→ WHAT YOU SHOULD DO: Keep only the lines where "Electric" appears.
---- STORED RECORDS
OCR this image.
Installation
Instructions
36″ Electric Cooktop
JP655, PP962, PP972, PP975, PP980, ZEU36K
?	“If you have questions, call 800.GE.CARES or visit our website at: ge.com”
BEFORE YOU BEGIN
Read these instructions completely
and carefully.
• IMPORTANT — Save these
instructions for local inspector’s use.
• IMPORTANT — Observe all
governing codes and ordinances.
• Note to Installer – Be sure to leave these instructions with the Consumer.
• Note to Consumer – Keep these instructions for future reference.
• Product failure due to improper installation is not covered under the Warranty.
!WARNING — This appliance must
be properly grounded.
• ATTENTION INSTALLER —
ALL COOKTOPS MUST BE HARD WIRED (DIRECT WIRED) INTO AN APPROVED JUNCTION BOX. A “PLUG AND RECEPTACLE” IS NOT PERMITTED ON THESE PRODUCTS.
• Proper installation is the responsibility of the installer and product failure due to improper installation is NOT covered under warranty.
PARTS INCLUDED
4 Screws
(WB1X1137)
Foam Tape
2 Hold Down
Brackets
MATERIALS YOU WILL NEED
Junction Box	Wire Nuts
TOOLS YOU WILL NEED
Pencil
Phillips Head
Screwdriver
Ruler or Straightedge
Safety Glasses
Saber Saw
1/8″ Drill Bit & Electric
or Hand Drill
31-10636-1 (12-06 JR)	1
--------
→ COMPLETED EXERCISE:
36″ Electric Cooktop
1/8″ Drill Bit & Electric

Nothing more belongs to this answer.